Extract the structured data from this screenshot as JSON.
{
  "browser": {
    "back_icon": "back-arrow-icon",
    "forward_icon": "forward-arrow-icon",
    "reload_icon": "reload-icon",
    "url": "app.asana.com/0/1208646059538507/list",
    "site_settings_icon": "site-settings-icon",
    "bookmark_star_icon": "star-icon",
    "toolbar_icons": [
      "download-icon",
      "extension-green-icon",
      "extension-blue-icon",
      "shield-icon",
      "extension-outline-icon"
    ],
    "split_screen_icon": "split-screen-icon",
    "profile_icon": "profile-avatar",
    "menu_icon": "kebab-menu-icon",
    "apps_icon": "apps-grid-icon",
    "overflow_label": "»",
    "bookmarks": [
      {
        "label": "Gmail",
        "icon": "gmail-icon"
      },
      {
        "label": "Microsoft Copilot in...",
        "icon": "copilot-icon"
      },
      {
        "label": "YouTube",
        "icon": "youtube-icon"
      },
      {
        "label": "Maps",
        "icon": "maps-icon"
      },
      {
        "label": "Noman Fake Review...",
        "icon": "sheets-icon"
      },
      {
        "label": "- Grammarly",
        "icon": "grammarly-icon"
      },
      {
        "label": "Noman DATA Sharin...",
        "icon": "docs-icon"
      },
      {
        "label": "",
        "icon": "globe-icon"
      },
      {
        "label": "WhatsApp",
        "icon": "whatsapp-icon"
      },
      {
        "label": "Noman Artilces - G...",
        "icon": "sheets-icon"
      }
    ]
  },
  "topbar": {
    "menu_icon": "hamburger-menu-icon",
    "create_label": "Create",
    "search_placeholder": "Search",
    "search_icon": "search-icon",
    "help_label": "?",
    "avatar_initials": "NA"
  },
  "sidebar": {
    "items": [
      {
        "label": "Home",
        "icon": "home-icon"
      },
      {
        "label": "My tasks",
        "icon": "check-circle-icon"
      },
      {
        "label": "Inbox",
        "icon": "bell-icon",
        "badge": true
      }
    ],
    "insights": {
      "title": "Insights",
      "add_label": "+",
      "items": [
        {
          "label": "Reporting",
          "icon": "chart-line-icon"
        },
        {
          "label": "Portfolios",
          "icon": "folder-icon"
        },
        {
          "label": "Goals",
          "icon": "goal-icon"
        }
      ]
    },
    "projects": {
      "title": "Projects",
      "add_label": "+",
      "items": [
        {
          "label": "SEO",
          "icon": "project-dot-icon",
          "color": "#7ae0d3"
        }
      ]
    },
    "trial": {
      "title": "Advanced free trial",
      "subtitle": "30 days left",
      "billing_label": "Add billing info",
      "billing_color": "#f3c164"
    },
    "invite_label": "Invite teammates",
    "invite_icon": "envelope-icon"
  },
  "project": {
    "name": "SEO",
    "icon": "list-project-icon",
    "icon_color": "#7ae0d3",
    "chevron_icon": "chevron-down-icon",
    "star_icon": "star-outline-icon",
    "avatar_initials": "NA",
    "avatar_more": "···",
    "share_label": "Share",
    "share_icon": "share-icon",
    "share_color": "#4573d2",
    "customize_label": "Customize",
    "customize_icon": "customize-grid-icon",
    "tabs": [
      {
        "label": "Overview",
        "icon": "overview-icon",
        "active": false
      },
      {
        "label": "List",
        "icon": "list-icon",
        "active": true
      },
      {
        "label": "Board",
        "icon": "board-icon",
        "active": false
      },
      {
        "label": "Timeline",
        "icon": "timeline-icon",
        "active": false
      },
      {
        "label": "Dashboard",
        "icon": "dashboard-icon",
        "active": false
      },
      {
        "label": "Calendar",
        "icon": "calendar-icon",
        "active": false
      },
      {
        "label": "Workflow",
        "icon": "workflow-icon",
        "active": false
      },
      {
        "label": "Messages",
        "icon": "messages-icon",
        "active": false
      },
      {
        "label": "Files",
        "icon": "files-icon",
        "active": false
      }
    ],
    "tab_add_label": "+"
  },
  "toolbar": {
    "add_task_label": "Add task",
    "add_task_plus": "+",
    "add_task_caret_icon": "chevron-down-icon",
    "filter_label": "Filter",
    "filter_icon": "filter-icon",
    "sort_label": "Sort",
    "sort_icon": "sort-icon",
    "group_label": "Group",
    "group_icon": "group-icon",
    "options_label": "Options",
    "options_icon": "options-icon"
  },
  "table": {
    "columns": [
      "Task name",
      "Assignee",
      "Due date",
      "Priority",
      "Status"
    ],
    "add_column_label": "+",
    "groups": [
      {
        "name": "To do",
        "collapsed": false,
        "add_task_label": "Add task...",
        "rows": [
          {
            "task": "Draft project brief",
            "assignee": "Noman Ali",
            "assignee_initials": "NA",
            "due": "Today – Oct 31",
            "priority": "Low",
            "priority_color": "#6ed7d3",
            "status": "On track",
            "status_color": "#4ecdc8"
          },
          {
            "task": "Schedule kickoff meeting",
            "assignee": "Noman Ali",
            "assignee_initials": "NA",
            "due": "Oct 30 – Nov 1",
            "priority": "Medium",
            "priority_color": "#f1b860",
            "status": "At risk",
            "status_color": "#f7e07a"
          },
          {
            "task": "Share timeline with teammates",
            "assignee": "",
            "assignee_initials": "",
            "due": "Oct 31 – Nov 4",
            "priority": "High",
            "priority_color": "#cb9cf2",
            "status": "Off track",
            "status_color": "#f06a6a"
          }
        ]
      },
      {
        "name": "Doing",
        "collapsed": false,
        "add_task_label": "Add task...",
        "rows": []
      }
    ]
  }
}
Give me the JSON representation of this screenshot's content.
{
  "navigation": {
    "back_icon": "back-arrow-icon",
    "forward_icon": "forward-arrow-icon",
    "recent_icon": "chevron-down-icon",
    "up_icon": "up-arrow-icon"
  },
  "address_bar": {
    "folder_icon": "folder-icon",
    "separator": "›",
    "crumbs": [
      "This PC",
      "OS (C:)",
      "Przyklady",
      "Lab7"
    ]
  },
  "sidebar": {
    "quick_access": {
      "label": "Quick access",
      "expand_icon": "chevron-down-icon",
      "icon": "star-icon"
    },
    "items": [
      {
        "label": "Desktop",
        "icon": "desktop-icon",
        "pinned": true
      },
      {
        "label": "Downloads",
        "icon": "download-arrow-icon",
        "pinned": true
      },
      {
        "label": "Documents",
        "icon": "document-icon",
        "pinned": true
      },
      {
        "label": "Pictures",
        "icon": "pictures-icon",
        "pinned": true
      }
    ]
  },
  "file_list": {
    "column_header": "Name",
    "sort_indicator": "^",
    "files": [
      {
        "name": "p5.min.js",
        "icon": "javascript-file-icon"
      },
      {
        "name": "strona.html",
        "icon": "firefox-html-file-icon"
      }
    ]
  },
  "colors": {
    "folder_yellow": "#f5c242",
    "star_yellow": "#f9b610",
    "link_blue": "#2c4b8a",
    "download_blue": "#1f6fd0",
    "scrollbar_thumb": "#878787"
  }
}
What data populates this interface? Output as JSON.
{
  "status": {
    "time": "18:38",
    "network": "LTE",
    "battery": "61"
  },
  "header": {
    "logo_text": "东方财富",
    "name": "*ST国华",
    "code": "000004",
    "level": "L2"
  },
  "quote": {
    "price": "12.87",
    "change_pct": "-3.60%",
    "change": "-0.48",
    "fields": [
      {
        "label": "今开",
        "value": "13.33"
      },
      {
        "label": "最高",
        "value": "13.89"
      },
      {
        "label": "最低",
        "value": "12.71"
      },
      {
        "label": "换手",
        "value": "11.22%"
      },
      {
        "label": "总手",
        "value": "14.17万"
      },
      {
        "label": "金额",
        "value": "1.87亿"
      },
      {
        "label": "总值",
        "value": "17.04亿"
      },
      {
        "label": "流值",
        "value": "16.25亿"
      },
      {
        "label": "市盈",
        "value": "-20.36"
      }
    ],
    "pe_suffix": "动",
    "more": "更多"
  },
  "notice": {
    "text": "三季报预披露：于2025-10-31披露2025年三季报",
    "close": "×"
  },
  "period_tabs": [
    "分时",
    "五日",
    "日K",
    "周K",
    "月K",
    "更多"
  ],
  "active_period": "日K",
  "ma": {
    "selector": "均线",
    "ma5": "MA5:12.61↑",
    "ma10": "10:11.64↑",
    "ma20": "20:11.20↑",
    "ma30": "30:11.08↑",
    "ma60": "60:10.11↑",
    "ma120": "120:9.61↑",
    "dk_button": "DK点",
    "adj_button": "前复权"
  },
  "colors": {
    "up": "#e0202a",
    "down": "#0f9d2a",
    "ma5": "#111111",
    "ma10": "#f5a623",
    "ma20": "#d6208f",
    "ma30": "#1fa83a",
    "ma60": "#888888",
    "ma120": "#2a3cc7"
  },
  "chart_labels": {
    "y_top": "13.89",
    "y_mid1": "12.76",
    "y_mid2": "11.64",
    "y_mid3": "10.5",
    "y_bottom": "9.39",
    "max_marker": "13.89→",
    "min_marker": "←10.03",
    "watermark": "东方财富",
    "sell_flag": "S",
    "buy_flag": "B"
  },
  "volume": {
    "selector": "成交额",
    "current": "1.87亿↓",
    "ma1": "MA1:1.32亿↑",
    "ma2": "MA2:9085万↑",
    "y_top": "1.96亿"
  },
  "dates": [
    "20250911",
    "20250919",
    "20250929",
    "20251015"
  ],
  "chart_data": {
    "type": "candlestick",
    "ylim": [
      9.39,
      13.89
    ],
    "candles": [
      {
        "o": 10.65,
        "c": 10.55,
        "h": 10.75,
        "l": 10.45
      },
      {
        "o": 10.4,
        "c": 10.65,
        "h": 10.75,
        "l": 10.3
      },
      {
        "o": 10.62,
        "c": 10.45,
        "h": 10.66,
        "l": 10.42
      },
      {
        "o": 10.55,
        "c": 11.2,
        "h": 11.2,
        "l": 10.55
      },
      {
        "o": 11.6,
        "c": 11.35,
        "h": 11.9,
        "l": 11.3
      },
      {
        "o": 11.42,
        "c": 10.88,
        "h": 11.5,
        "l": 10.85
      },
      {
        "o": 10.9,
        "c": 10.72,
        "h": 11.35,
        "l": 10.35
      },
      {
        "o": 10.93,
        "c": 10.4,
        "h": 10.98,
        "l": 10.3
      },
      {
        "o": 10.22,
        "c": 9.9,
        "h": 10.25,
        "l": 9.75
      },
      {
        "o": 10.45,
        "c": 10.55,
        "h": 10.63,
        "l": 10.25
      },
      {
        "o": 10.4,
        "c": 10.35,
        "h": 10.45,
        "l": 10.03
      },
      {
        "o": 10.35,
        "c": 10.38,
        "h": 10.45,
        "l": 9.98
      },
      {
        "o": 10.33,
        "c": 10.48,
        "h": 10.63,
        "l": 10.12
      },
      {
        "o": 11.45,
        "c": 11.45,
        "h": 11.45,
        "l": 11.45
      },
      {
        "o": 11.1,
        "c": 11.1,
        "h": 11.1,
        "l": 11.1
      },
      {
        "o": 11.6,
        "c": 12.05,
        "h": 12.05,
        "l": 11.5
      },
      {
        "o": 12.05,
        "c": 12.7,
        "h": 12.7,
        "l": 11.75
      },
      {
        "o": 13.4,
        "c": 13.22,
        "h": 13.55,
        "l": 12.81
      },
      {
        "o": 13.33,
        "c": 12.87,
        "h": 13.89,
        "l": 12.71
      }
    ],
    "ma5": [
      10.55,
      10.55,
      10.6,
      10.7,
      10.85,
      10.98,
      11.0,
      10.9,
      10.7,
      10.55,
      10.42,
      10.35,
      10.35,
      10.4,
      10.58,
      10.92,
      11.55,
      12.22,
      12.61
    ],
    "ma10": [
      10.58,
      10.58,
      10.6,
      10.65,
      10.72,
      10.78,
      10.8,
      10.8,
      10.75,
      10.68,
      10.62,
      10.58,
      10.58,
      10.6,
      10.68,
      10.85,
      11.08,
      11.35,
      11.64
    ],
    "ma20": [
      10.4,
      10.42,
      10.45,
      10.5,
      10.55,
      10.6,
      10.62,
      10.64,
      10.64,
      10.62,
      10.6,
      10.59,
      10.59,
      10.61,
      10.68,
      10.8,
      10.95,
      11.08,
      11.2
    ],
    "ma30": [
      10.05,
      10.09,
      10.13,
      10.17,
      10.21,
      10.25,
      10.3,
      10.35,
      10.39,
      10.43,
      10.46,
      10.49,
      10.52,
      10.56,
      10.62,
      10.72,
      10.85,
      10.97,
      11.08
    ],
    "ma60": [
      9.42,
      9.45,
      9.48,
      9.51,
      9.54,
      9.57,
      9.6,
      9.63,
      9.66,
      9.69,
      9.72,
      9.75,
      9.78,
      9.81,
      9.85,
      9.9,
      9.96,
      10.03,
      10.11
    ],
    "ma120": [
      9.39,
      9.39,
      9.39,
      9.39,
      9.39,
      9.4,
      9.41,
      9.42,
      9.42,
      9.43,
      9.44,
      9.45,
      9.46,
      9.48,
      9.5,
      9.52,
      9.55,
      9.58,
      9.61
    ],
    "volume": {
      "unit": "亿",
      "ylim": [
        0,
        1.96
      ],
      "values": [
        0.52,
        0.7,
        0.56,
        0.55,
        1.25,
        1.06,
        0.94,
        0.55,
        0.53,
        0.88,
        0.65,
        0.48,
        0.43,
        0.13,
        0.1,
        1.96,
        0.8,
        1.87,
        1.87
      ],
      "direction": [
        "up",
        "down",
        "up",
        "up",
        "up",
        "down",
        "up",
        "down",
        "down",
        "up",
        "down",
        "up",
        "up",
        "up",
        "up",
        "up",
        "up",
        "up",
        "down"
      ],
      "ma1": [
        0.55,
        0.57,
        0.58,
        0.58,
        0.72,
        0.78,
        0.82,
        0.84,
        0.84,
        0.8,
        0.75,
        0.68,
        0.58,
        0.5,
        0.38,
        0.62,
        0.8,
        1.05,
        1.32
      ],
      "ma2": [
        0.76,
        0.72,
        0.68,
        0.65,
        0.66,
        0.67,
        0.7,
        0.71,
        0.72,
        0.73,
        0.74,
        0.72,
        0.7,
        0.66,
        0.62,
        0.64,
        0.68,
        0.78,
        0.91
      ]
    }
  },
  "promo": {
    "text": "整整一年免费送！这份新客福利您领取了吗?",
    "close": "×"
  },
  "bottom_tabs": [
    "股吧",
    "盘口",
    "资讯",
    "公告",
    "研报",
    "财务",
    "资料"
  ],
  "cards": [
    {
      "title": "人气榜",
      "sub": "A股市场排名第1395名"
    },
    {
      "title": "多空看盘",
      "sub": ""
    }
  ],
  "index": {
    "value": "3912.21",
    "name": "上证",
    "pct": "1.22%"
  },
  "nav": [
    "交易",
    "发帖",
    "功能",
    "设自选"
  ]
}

- [The exercise]
Search the entries for the word "screenshot" and gather every line where it appears.

- [Solution]
Extract the structured data from this screenshot as JSON.
Give me the JSON representation of this screenshot's content.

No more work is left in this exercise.